[Entries taken from a collection]
####################
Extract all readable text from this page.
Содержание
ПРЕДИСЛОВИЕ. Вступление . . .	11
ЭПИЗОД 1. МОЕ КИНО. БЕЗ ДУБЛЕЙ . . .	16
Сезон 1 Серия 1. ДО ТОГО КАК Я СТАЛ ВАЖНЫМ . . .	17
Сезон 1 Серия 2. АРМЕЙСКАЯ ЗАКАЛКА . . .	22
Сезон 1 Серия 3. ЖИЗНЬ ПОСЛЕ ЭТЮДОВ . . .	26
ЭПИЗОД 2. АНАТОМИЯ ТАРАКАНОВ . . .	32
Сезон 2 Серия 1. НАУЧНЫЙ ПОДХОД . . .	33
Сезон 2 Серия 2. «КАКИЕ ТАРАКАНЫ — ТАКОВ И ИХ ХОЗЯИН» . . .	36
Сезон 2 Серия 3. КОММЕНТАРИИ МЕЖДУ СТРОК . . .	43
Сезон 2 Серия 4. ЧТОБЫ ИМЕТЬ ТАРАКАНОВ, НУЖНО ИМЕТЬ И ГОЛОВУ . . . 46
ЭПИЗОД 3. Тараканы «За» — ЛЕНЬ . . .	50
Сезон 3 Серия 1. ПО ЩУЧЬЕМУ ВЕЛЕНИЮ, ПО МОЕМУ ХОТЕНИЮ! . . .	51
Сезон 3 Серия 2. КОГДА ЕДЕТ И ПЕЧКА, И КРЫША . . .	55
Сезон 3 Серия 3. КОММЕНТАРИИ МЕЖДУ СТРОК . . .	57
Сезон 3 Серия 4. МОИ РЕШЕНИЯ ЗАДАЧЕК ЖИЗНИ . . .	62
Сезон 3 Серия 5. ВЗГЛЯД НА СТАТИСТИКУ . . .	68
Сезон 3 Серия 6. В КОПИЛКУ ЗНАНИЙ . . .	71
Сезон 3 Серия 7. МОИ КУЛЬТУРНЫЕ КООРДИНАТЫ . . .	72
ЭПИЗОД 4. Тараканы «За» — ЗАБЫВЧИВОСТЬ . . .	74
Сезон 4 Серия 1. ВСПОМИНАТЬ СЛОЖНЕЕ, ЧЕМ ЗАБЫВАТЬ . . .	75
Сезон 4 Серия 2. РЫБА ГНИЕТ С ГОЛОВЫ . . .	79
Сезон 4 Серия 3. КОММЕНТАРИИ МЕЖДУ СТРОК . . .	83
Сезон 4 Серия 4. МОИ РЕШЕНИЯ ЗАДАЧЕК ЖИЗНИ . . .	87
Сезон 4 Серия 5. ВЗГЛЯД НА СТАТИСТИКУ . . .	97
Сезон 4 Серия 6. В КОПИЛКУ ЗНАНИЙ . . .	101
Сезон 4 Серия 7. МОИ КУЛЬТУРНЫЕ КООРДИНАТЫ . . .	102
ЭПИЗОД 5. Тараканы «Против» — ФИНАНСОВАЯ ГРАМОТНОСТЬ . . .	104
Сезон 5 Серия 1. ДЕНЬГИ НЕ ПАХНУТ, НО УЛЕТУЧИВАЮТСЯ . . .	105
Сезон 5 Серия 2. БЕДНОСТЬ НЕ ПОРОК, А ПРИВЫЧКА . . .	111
####################
• **What the exercise asks**: Out of the preceding entries, pull every line containing the string "ЭПИЗОД".

• **Written response**:
ЭПИЗОД 1. МОЕ КИНО. БЕЗ ДУБЛЕЙ . . .	16
ЭПИЗОД 2. АНАТОМИЯ ТАРАКАНОВ . . .	32
ЭПИЗОД 3. Тараканы «За» — ЛЕНЬ . . .	50
ЭПИЗОД 4. Тараканы «За» — ЗАБЫВЧИВОСТЬ . . .	74
ЭПИЗОД 5. Тараканы «Против» — ФИНАНСОВАЯ ГРАМОТНОСТЬ . . .	104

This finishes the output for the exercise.